GIVEN REQUEST: Output every record word for word.

EXERCISE DATA:

=-=-=

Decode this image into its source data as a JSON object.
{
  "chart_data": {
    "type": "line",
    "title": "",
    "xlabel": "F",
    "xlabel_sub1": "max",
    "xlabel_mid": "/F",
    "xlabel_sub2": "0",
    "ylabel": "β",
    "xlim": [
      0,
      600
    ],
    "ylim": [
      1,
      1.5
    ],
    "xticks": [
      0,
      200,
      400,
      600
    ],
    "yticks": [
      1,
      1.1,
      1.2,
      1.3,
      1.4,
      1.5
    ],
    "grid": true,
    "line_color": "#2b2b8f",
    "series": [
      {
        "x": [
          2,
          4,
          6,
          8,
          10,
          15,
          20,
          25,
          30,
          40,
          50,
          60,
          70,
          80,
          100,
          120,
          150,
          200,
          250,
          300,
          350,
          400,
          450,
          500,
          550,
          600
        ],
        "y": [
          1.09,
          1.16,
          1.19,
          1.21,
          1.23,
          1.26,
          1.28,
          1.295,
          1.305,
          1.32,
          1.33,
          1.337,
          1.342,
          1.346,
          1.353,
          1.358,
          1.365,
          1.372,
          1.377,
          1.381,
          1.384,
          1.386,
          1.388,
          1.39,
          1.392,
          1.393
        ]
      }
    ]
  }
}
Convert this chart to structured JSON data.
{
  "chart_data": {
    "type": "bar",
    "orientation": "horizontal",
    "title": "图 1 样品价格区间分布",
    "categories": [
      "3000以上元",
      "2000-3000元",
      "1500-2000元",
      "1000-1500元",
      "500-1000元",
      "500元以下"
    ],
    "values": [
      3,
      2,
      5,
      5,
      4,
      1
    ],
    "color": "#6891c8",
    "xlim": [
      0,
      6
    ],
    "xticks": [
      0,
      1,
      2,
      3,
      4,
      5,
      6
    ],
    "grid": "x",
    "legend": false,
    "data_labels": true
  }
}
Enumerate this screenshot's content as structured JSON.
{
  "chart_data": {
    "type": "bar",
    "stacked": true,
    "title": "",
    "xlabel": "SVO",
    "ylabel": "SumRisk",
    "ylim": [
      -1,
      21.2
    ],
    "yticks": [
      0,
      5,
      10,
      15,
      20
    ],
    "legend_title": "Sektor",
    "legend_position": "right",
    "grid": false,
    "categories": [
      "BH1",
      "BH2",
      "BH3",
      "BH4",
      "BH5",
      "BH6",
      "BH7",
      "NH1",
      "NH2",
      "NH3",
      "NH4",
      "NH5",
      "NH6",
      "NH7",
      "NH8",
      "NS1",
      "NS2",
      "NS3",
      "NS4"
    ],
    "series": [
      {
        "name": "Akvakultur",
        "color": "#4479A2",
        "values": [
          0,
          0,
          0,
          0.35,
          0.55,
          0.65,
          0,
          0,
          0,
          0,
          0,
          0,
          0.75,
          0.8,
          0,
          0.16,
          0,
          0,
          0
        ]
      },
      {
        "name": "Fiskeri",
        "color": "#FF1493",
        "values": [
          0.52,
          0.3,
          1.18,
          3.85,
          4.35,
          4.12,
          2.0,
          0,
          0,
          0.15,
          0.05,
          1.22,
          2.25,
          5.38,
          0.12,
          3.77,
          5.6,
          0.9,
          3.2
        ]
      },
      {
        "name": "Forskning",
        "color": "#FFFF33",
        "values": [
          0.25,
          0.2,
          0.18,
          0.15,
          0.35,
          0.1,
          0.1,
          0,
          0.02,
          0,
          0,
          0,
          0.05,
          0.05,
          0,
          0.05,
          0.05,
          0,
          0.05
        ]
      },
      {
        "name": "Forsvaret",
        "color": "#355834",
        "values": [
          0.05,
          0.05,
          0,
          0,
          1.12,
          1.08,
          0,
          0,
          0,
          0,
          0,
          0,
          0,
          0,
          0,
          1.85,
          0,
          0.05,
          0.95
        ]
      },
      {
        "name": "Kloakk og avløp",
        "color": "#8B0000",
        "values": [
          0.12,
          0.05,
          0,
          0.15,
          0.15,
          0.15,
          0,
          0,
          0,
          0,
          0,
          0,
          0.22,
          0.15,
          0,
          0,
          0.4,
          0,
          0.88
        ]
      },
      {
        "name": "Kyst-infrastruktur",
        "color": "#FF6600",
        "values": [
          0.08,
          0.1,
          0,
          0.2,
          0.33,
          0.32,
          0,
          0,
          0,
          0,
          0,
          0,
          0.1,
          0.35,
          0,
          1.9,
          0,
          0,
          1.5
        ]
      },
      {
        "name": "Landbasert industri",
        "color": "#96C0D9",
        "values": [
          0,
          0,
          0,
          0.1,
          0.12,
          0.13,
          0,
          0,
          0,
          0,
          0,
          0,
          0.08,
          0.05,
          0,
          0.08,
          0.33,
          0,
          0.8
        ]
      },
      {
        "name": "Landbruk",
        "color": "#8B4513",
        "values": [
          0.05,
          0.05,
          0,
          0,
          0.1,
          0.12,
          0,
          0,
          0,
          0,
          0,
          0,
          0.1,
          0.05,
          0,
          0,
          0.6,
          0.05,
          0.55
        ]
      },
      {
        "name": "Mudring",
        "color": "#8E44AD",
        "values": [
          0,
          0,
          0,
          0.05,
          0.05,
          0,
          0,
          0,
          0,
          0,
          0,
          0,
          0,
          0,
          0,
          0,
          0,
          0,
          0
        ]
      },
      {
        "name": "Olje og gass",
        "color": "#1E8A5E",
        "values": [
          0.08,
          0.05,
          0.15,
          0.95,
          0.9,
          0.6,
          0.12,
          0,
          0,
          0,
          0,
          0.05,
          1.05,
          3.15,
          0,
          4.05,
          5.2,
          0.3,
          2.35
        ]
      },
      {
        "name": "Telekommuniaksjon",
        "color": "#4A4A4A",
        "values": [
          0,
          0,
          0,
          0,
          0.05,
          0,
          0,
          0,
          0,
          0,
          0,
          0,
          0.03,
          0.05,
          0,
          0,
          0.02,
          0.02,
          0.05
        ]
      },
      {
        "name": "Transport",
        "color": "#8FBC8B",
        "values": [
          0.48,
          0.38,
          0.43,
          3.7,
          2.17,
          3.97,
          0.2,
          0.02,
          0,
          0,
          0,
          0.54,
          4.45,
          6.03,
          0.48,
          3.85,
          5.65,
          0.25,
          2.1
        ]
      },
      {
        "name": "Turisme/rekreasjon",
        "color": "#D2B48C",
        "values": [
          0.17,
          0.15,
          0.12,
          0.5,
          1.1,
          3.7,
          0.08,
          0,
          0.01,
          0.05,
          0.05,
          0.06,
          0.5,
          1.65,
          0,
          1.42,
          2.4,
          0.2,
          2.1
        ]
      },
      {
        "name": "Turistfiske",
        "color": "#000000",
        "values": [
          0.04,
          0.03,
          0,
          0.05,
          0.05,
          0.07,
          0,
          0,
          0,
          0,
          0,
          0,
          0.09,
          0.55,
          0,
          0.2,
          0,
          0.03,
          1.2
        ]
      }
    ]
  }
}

=-=-=

THE RESPONSE:
Decode this image into its source data as a JSON object.
{
  "chart_data": {
    "type": "line",
    "title": "",
    "xlabel": "F",
    "xlabel_sub1": "max",
    "xlabel_mid": "/F",
    "xlabel_sub2": "0",
    "ylabel": "β",
    "xlim": [
      0,
      600
    ],
    "ylim": [
      1,
      1.5
    ],
    "xticks": [
      0,
      200,
      400,
      600
    ],
    "yticks": [
      1,
      1.1,
      1.2,
      1.3,
      1.4,
      1.5
    ],
    "grid": true,
    "line_color": "#2b2b8f",
    "series": [
      {
        "x": [
          2,
          4,
          6,
          8,
          10,
          15,
          20,
          25,
          30,
          40,
          50,
          60,
          70,
          80,
          100,
          120,
          150,
          200,
          250,
          300,
          350,
          400,
          450,
          500,
          550,
          600
        ],
        "y": [
          1.09,
          1.16,
          1.19,
          1.21,
          1.23,
          1.26,
          1.28,
          1.295,
          1.305,
          1.32,
          1.33,
          1.337,
          1.342,
          1.346,
          1.353,
          1.358,
          1.365,
          1.372,
          1.377,
          1.381,
          1.384,
          1.386,
          1.388,
          1.39,
          1.392,
          1.393
        ]
      }
    ]
  }
}
Convert this chart to structured JSON data.
{
  "chart_data": {
    "type": "bar",
    "orientation": "horizontal",
    "title": "图 1 样品价格区间分布",
    "categories": [
      "3000以上元",
      "2000-3000元",
      "1500-2000元",
      "1000-1500元",
      "500-1000元",
      "500元以下"
    ],
    "values": [
      3,
      2,
      5,
      5,
      4,
      1
    ],
    "color": "#6891c8",
    "xlim": [
      0,
      6
    ],
    "xticks": [
      0,
      1,
      2,
      3,
      4,
      5,
      6
    ],
    "grid": "x",
    "legend": false,
    "data_labels": true
  }
}
Enumerate this screenshot's content as structured JSON.
{
  "chart_data": {
    "type": "bar",
    "stacked": true,
    "title": "",
    "xlabel": "SVO",
    "ylabel": "SumRisk",
    "ylim": [
      -1,
      21.2
    ],
    "yticks": [
      0,
      5,
      10,
      15,
      20
    ],
    "legend_title": "Sektor",
    "legend_position": "right",
    "grid": false,
    "categories": [
      "BH1",
      "BH2",
      "BH3",
      "BH4",
      "BH5",
      "BH6",
      "BH7",
      "NH1",
      "NH2",
      "NH3",
      "NH4",
      "NH5",
      "NH6",
      "NH7",
      "NH8",
      "NS1",
      "NS2",
      "NS3",
      "NS4"
    ],
    "series": [
      {
        "name": "Akvakultur",
        "color": "#4479A2",
        "values": [
          0,
          0,
          0,
          0.35,
          0.55,
          0.65,
          0,
          0,
          0,
          0,
          0,
          0,
          0.75,
          0.8,
          0,
          0.16,
          0,
          0,
          0
        ]
      },
      {
        "name": "Fiskeri",
        "color": "#FF1493",
        "values": [
          0.52,
          0.3,
          1.18,
          3.85,
          4.35,
          4.12,
          2.0,
          0,
          0,
          0.15,
          0.05,
          1.22,
          2.25,
          5.38,
          0.12,
          3.77,
          5.6,
          0.9,
          3.2
        ]
      },
      {
        "name": "Forskning",
        "color": "#FFFF33",
        "values": [
          0.25,
          0.2,
          0.18,
          0.15,
          0.35,
          0.1,
          0.1,
          0,
          0.02,
          0,
          0,
          0,
          0.05,
          0.05,
          0,
          0.05,
          0.05,
          0,
          0.05
        ]
      },
      {
        "name": "Forsvaret",
        "color": "#355834",
        "values": [
          0.05,
          0.05,
          0,
          0,
          1.12,
          1.08,
          0,
          0,
          0,
          0,
          0,
          0,
          0,
          0,
          0,
          1.85,
          0,
          0.05,
          0.95
        ]
      },
      {
        "name": "Kloakk og avløp",
        "color": "#8B0000",
        "values": [
          0.12,
          0.05,
          0,
          0.15,
          0.15,
          0.15,
          0,
          0,
          0,
          0,
          0,
          0,
          0.22,
          0.15,
          0,
          0,
          0.4,
          0,
          0.88
        ]
      },
      {
        "name": "Kyst-infrastruktur",
        "color": "#FF6600",
        "values": [
          0.08,
          0.1,
          0,
          0.2,
          0.33,
          0.32,
          0,
          0,
          0,
          0,
          0,
          0,
          0.1,
          0.35,
          0,
          1.9,
          0,
          0,
          1.5
        ]
      },
      {
        "name": "Landbasert industri",
        "color": "#96C0D9",
        "values": [
          0,
          0,
          0,
          0.1,
          0.12,
          0.13,
          0,
          0,
          0,
          0,
          0,
          0,
          0.08,
          0.05,
          0,
          0.08,
          0.33,
          0,
          0.8
        ]
      },
      {
        "name": "Landbruk",
        "color": "#8B4513",
        "values": [
          0.05,
          0.05,
          0,
          0,
          0.1,
          0.12,
          0,
          0,
          0,
          0,
          0,
          0,
          0.1,
          0.05,
          0,
          0,
          0.6,
          0.05,
          0.55
        ]
      },
      {
        "name": "Mudring",
        "color": "#8E44AD",
        "values": [
          0,
          0,
          0,
          0.05,
          0.05,
          0,
          0,
          0,
          0,
          0,
          0,
          0,
          0,
          0,
          0,
          0,
          0,
          0,
          0
        ]
      },
      {
        "name": "Olje og gass",
        "color": "#1E8A5E",
        "values": [
          0.08,
          0.05,
          0.15,
          0.95,
          0.9,
          0.6,
          0.12,
          0,
          0,
          0,
          0,
          0.05,
          1.05,
          3.15,
          0,
          4.05,
          5.2,
          0.3,
          2.35
        ]
      },
      {
        "name": "Telekommuniaksjon",
        "color": "#4A4A4A",
        "values": [
          0,
          0,
          0,
          0,
          0.05,
          0,
          0,
          0,
          0,
          0,
          0,
          0,
          0.03,
          0.05,
          0,
          0,
          0.02,
          0.02,
          0.05
        ]
      },
      {
        "name": "Transport",
        "color": "#8FBC8B",
        "values": [
          0.48,
          0.38,
          0.43,
          3.7,
          2.17,
          3.97,
          0.2,
          0.02,
          0,
          0,
          0,
          0.54,
          4.45,
          6.03,
          0.48,
          3.85,
          5.65,
          0.25,
          2.1
        ]
      },
      {
        "name": "Turisme/rekreasjon",
        "color": "#D2B48C",
        "values": [
          0.17,
          0.15,
          0.12,
          0.5,
          1.1,
          3.7,
          0.08,
          0,
          0.01,
          0.05,
          0.05,
          0.06,
          0.5,
          1.65,
          0,
          1.42,
          2.4,
          0.2,
          2.1
        ]
      },
      {
        "name": "Turistfiske",
        "color": "#000000",
        "values": [
          0.04,
          0.03,
          0,
          0.05,
          0.05,
          0.07,
          0,
          0,
          0,
          0,
          0,
          0,
          0.09,
          0.55,
          0,
          0.2,
          0,
          0.03,
          1.2
        ]
      }
    ]
  }
}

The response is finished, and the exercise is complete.